Work required »
Could you extract every entry below and reproduce it exactly?

Extracted entries »
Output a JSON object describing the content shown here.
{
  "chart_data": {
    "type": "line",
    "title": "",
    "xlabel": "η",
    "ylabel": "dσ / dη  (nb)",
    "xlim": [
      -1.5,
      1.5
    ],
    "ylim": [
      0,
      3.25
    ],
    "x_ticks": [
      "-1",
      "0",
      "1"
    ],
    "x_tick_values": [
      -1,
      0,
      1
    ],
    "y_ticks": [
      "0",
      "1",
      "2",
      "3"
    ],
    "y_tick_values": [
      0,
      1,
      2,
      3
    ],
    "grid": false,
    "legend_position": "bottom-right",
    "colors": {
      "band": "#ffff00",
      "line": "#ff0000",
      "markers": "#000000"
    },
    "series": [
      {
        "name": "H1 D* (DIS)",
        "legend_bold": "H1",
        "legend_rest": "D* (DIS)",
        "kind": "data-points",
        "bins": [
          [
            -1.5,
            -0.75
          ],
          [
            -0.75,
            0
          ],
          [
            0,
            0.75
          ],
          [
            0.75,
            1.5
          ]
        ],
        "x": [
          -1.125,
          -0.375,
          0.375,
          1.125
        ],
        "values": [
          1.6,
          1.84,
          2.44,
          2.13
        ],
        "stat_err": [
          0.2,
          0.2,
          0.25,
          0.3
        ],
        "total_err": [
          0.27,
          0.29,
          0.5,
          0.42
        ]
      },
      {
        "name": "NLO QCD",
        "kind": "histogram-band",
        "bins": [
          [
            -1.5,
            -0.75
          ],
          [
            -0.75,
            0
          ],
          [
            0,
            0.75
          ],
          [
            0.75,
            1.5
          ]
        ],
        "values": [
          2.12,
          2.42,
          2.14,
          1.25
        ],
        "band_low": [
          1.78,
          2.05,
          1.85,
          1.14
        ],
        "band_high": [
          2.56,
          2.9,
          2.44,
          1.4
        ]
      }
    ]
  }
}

Exercise output »
Output a JSON object describing the content shown here.
{
  "chart_data": {
    "type": "line",
    "title": "",
    "xlabel": "η",
    "ylabel": "dσ / dη  (nb)",
    "xlim": [
      -1.5,
      1.5
    ],
    "ylim": [
      0,
      3.25
    ],
    "x_ticks": [
      "-1",
      "0",
      "1"
    ],
    "x_tick_values": [
      -1,
      0,
      1
    ],
    "y_ticks": [
      "0",
      "1",
      "2",
      "3"
    ],
    "y_tick_values": [
      0,
      1,
      2,
      3
    ],
    "grid": false,
    "legend_position": "bottom-right",
    "colors": {
      "band": "#ffff00",
      "line": "#ff0000",
      "markers": "#000000"
    },
    "series": [
      {
        "name": "H1 D* (DIS)",
        "legend_bold": "H1",
        "legend_rest": "D* (DIS)",
        "kind": "data-points",
        "bins": [
          [
            -1.5,
            -0.75
          ],
          [
            -0.75,
            0
          ],
          [
            0,
            0.75
          ],
          [
            0.75,
            1.5
          ]
        ],
        "x": [
          -1.125,
          -0.375,
          0.375,
          1.125
        ],
        "values": [
          1.6,
          1.84,
          2.44,
          2.13
        ],
        "stat_err": [
          0.2,
          0.2,
          0.25,
          0.3
        ],
        "total_err": [
          0.27,
          0.29,
          0.5,
          0.42
        ]
      },
      {
        "name": "NLO QCD",
        "kind": "histogram-band",
        "bins": [
          [
            -1.5,
            -0.75
          ],
          [
            -0.75,
            0
          ],
          [
            0,
            0.75
          ],
          [
            0.75,
            1.5
          ]
        ],
        "values": [
          2.12,
          2.42,
          2.14,
          1.25
        ],
        "band_low": [
          1.78,
          2.05,
          1.85,
          1.14
        ],
        "band_high": [
          2.56,
          2.9,
          2.44,
          1.4
        ]
      }
    ]
  }
}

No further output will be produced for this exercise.